### [AIM OF THE TASK]
Will you give every entry again exactly as it stands?

─── DATA TO USE ───

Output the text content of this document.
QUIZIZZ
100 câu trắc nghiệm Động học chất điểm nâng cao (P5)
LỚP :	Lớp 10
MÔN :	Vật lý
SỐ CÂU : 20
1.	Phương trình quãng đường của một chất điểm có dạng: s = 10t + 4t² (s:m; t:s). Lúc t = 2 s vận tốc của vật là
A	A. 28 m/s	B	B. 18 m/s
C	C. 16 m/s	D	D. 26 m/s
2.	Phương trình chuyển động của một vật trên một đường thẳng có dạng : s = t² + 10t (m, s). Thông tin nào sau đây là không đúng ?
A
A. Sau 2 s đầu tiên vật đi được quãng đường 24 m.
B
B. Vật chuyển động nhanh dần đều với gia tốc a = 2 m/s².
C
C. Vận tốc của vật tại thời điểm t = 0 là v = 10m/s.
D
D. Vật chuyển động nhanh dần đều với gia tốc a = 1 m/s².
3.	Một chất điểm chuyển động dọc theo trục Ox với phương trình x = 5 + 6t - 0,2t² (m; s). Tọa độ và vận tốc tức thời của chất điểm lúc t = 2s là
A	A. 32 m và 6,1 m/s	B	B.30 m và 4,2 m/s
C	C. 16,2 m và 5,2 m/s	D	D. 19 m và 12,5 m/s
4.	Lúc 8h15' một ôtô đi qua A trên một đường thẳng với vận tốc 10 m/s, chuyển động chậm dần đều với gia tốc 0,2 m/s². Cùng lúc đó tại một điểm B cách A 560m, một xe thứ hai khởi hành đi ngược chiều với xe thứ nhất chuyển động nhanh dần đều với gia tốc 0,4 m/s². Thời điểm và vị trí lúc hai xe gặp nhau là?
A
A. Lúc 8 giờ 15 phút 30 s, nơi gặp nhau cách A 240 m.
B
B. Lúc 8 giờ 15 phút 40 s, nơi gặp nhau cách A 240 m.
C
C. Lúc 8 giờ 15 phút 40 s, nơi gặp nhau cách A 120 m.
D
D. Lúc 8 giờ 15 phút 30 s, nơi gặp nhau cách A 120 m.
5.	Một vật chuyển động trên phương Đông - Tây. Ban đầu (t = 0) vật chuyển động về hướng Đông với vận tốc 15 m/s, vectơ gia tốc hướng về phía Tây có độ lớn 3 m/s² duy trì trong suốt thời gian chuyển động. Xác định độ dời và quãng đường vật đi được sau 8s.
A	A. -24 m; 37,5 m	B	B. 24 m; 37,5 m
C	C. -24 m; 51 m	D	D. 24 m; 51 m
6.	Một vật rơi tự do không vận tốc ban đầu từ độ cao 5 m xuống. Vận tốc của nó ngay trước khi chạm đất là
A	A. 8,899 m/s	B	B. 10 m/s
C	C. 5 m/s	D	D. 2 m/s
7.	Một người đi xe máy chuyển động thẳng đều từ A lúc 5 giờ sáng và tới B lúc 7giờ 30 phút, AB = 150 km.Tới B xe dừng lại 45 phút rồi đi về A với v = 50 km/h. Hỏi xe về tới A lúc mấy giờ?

───

### [WRITTEN ANSWER]
Output the text content of this document.
QUIZIZZ
100 câu trắc nghiệm Động học chất điểm nâng cao (P5)
LỚP :	Lớp 10
MÔN :	Vật lý
SỐ CÂU : 20
1.	Phương trình quãng đường của một chất điểm có dạng: s = 10t + 4t² (s:m; t:s). Lúc t = 2 s vận tốc của vật là
A	A. 28 m/s	B	B. 18 m/s
C	C. 16 m/s	D	D. 26 m/s
2.	Phương trình chuyển động của một vật trên một đường thẳng có dạng : s = t² + 10t (m, s). Thông tin nào sau đây là không đúng ?
A
A. Sau 2 s đầu tiên vật đi được quãng đường 24 m.
B
B. Vật chuyển động nhanh dần đều với gia tốc a = 2 m/s².
C
C. Vận tốc của vật tại thời điểm t = 0 là v = 10m/s.
D
D. Vật chuyển động nhanh dần đều với gia tốc a = 1 m/s².
3.	Một chất điểm chuyển động dọc theo trục Ox với phương trình x = 5 + 6t - 0,2t² (m; s). Tọa độ và vận tốc tức thời của chất điểm lúc t = 2s là
A	A. 32 m và 6,1 m/s	B	B.30 m và 4,2 m/s
C	C. 16,2 m và 5,2 m/s	D	D. 19 m và 12,5 m/s
4.	Lúc 8h15' một ôtô đi qua A trên một đường thẳng với vận tốc 10 m/s, chuyển động chậm dần đều với gia tốc 0,2 m/s². Cùng lúc đó tại một điểm B cách A 560m, một xe thứ hai khởi hành đi ngược chiều với xe thứ nhất chuyển động nhanh dần đều với gia tốc 0,4 m/s². Thời điểm và vị trí lúc hai xe gặp nhau là?
A
A. Lúc 8 giờ 15 phút 30 s, nơi gặp nhau cách A 240 m.
B
B. Lúc 8 giờ 15 phút 40 s, nơi gặp nhau cách A 240 m.
C
C. Lúc 8 giờ 15 phút 40 s, nơi gặp nhau cách A 120 m.
D
D. Lúc 8 giờ 15 phút 30 s, nơi gặp nhau cách A 120 m.
5.	Một vật chuyển động trên phương Đông - Tây. Ban đầu (t = 0) vật chuyển động về hướng Đông với vận tốc 15 m/s, vectơ gia tốc hướng về phía Tây có độ lớn 3 m/s² duy trì trong suốt thời gian chuyển động. Xác định độ dời và quãng đường vật đi được sau 8s.
A	A. -24 m; 37,5 m	B	B. 24 m; 37,5 m
C	C. -24 m; 51 m	D	D. 24 m; 51 m
6.	Một vật rơi tự do không vận tốc ban đầu từ độ cao 5 m xuống. Vận tốc của nó ngay trước khi chạm đất là
A	A. 8,899 m/s	B	B. 10 m/s
C	C. 5 m/s	D	D. 2 m/s
7.	Một người đi xe máy chuyển động thẳng đều từ A lúc 5 giờ sáng và tới B lúc 7giờ 30 phút, AB = 150 km.Tới B xe dừng lại 45 phút rồi đi về A với v = 50 km/h. Hỏi xe về tới A lúc mấy giờ?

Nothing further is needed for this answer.